EXERCISE REQUIREMENTS -
Extract the lines that carry the string "title" from the listing.

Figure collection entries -

>> BEGIN

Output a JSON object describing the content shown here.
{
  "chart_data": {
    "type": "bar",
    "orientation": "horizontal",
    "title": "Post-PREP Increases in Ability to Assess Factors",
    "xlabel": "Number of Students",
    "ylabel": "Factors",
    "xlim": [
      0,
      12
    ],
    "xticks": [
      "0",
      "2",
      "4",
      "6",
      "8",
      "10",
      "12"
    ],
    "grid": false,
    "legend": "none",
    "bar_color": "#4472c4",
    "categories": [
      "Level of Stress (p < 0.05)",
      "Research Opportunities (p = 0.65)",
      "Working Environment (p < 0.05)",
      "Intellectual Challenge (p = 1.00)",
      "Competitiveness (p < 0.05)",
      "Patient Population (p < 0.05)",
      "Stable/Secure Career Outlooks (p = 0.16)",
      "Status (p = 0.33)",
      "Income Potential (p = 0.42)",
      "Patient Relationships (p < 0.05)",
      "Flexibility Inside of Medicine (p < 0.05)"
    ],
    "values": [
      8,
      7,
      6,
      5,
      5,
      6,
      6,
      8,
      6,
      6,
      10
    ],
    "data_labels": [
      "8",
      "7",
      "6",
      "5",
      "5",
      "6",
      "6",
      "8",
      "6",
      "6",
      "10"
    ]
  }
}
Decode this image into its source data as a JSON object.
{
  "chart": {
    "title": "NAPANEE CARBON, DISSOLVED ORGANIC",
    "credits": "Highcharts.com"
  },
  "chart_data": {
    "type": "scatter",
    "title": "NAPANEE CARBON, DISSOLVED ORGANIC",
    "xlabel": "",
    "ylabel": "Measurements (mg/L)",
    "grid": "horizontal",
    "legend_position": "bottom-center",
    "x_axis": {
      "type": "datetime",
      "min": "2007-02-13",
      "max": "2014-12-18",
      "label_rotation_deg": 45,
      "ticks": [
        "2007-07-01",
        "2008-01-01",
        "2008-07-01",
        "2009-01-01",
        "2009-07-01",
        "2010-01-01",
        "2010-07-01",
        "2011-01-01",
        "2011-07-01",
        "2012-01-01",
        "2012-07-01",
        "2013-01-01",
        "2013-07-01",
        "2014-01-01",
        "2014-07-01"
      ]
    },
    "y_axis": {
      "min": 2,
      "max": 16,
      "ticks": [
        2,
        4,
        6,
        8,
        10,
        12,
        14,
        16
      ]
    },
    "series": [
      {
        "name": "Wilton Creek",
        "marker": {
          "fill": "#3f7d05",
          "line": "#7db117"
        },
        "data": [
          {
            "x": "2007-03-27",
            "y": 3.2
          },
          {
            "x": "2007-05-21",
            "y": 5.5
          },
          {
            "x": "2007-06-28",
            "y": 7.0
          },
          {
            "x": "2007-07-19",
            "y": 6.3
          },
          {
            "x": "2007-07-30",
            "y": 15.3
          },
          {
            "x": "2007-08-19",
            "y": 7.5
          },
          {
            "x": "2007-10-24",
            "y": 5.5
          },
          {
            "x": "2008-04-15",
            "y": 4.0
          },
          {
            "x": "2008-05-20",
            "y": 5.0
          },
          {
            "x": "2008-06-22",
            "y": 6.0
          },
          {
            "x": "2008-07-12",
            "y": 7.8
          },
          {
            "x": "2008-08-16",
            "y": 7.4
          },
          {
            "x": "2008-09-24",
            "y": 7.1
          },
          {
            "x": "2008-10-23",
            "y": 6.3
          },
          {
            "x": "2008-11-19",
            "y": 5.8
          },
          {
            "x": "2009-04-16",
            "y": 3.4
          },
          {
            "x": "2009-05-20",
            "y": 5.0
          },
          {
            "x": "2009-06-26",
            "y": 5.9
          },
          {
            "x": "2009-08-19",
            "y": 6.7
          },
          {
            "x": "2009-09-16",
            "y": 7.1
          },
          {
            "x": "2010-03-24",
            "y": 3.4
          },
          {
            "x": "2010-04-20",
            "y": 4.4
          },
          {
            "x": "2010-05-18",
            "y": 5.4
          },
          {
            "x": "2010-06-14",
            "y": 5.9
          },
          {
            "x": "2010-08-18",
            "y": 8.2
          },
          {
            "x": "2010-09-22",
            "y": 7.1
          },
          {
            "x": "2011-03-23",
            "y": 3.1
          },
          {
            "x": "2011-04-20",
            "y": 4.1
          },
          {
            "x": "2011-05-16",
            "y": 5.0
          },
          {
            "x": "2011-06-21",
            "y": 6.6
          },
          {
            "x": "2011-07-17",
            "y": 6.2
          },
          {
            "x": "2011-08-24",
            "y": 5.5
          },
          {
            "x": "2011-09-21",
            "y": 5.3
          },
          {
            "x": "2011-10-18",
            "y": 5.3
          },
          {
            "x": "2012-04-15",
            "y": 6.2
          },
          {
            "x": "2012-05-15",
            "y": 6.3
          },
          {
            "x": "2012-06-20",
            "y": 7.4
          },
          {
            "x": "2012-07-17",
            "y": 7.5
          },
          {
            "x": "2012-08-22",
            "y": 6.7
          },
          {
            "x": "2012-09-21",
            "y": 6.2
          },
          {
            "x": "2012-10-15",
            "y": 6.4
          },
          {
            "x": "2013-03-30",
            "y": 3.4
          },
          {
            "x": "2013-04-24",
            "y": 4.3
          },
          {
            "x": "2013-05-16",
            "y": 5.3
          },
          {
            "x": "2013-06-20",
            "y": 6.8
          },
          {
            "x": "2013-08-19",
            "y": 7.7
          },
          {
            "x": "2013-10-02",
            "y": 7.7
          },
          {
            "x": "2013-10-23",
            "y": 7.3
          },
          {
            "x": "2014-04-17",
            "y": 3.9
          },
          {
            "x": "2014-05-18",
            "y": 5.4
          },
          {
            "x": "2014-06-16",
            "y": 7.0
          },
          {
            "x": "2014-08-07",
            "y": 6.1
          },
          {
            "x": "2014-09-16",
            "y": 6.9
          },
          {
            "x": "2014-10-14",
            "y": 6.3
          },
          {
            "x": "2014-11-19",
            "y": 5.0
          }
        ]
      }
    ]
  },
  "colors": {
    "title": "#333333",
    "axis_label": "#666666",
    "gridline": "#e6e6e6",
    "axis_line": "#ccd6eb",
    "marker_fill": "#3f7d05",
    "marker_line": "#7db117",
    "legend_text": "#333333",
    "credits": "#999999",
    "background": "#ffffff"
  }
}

>> END

EXPECTED ANSWER -
    "title": "Post-PREP Increases in Ability to Assess Factors",
    "title": "NAPANEE CARBON, DISSOLVED ORGANIC",
    "title": "NAPANEE CARBON, DISSOLVED ORGANIC",
    "title": "#333333",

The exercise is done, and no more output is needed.